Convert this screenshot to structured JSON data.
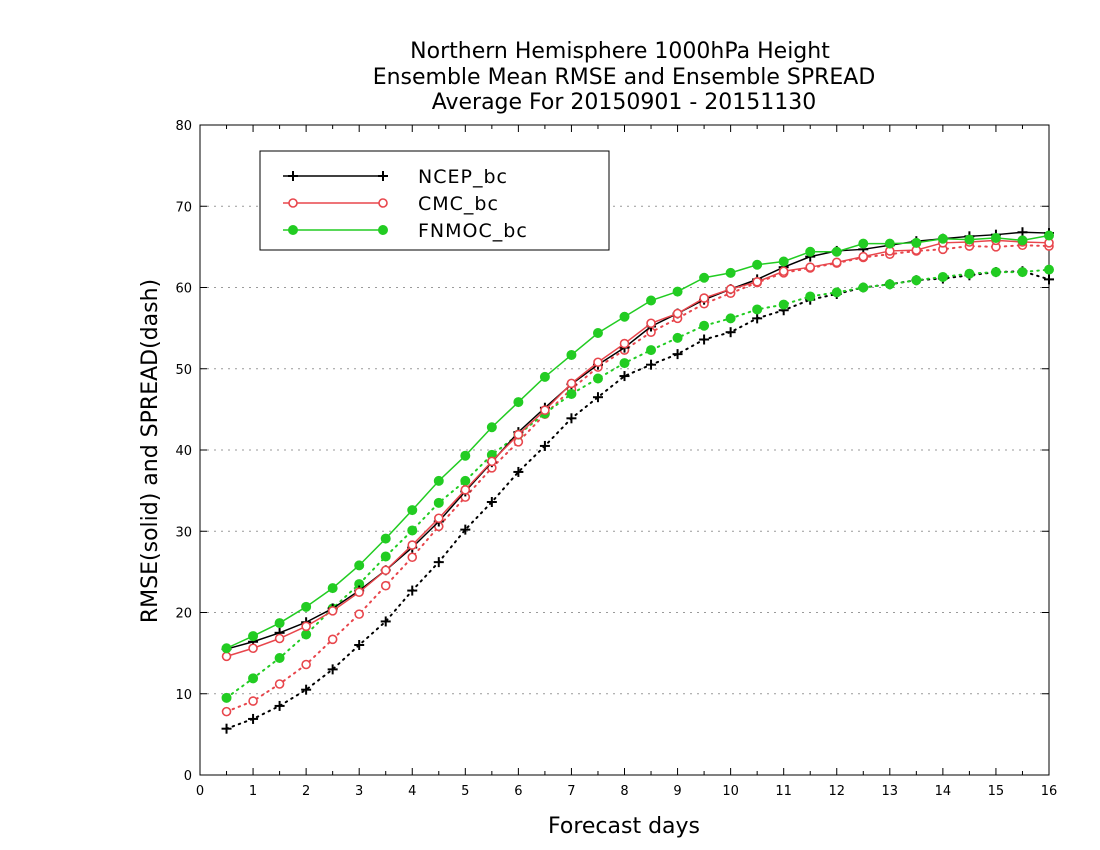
{
  "chart_data": {
    "type": "line",
    "title": [
      "Northern Hemisphere 1000hPa Height",
      "Ensemble Mean RMSE and Ensemble SPREAD",
      "Average For 20150901 - 20151130"
    ],
    "xlabel": "Forecast days",
    "ylabel": "RMSE(solid) and SPREAD(dash)",
    "xlim": [
      0,
      16
    ],
    "ylim": [
      0,
      80
    ],
    "x_ticks": [
      0,
      1,
      2,
      3,
      4,
      5,
      6,
      7,
      8,
      9,
      10,
      11,
      12,
      13,
      14,
      15,
      16
    ],
    "y_ticks": [
      0,
      10,
      20,
      30,
      40,
      50,
      60,
      70,
      80
    ],
    "grid": "horizontal dotted",
    "legend_position": "top-left",
    "x": [
      0.5,
      1,
      1.5,
      2,
      2.5,
      3,
      3.5,
      4,
      4.5,
      5,
      5.5,
      6,
      6.5,
      7,
      7.5,
      8,
      8.5,
      9,
      9.5,
      10,
      10.5,
      11,
      11.5,
      12,
      12.5,
      13,
      13.5,
      14,
      14.5,
      15,
      15.5,
      16
    ],
    "series": [
      {
        "name": "NCEP_bc",
        "legend": true,
        "style": "solid",
        "marker": "plus",
        "color": "#000000",
        "values": [
          15.5,
          16.4,
          17.5,
          18.8,
          20.5,
          22.7,
          25.2,
          28.0,
          31.2,
          34.9,
          38.5,
          42.2,
          45.2,
          48.1,
          50.5,
          52.6,
          55.2,
          56.8,
          58.5,
          59.8,
          61.0,
          62.5,
          63.8,
          64.5,
          64.7,
          65.2,
          65.7,
          66.0,
          66.3,
          66.5,
          66.8,
          66.7
        ]
      },
      {
        "name": "CMC_bc",
        "legend": true,
        "style": "solid",
        "marker": "open-circle",
        "color": "#e8464c",
        "values": [
          14.6,
          15.6,
          16.8,
          18.3,
          20.2,
          22.5,
          25.2,
          28.3,
          31.6,
          35.1,
          38.6,
          41.9,
          44.9,
          48.2,
          50.8,
          53.1,
          55.6,
          56.8,
          58.7,
          59.8,
          60.7,
          62.0,
          62.5,
          63.1,
          63.8,
          64.5,
          64.6,
          65.5,
          65.6,
          65.8,
          65.6,
          65.5
        ]
      },
      {
        "name": "FNMOC_bc",
        "legend": true,
        "style": "solid",
        "marker": "filled-circle",
        "color": "#22cc22",
        "values": [
          15.6,
          17.1,
          18.7,
          20.7,
          23.0,
          25.8,
          29.1,
          32.6,
          36.2,
          39.3,
          42.8,
          45.9,
          49.0,
          51.7,
          54.4,
          56.4,
          58.4,
          59.5,
          61.2,
          61.8,
          62.8,
          63.2,
          64.4,
          64.4,
          65.4,
          65.4,
          65.5,
          66.0,
          65.9,
          66.1,
          65.8,
          66.4
        ]
      },
      {
        "name": "NCEP_bc spread",
        "legend": false,
        "style": "dotted",
        "marker": "plus",
        "color": "#000000",
        "values": [
          5.7,
          6.9,
          8.5,
          10.5,
          13.0,
          16.0,
          18.9,
          22.7,
          26.2,
          30.2,
          33.6,
          37.3,
          40.5,
          43.9,
          46.5,
          49.1,
          50.5,
          51.8,
          53.6,
          54.5,
          56.2,
          57.2,
          58.5,
          59.2,
          60.0,
          60.4,
          60.9,
          61.1,
          61.5,
          61.9,
          62.0,
          61.0
        ]
      },
      {
        "name": "CMC_bc spread",
        "legend": false,
        "style": "dotted",
        "marker": "open-circle",
        "color": "#e8464c",
        "values": [
          7.8,
          9.1,
          11.2,
          13.6,
          16.7,
          19.8,
          23.3,
          26.8,
          30.6,
          34.2,
          37.8,
          41.0,
          44.4,
          47.5,
          50.2,
          52.3,
          54.5,
          56.2,
          58.0,
          59.3,
          60.6,
          61.8,
          62.4,
          63.0,
          63.7,
          64.1,
          64.5,
          64.7,
          65.1,
          65.0,
          65.2,
          65.1
        ]
      },
      {
        "name": "FNMOC_bc spread",
        "legend": false,
        "style": "dotted",
        "marker": "filled-circle",
        "color": "#22cc22",
        "values": [
          9.5,
          11.9,
          14.4,
          17.3,
          20.5,
          23.5,
          26.9,
          30.1,
          33.5,
          36.2,
          39.4,
          41.9,
          44.5,
          46.9,
          48.8,
          50.7,
          52.3,
          53.8,
          55.3,
          56.2,
          57.3,
          57.9,
          58.9,
          59.4,
          60.0,
          60.4,
          60.9,
          61.3,
          61.7,
          61.9,
          61.9,
          62.2
        ]
      }
    ]
  }
}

What you need to do
Look through the records above and report how many lines hold the word "name", giving only the number.

Response below
6